- Directive:
Only a number is required: how many lines of the material contain the word "Jack"?

>>

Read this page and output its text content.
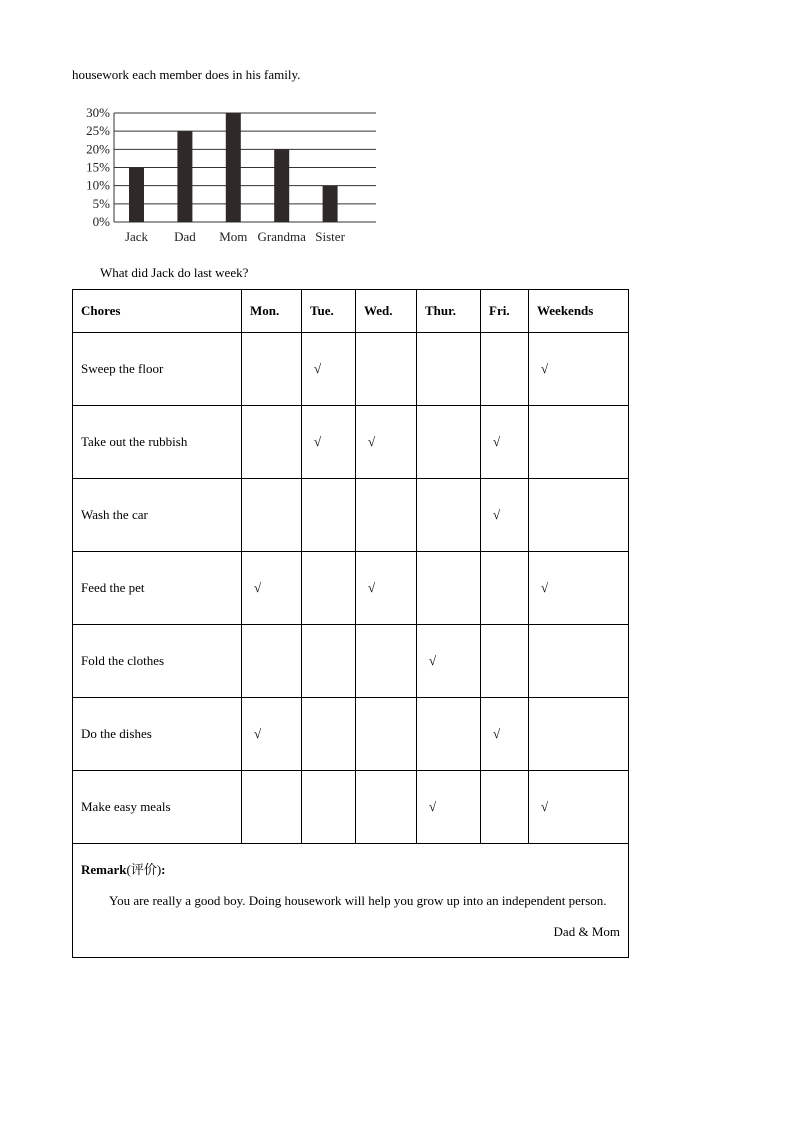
housework each member does in his family.
0%
5%
10%
15%
20%
25%
30%
Jack Dad Mom Grandma Sister
What did Jack do last week?
Chores	Mon.	Tue.	Wed.	Thur.	Fri.	Weekends
Sweep the floor		√				√
Take out the rubbish		√	√		√	
Wash the car					√	
Feed the pet	√		√			√
Fold the clothes				√		
Do the dishes	√				√	
Make easy meals				√		√

Remark(评价):
You are really a good boy. Doing housework will help you grow up into an independent person.
Dad & Mom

<<

- Solution for this problem:
2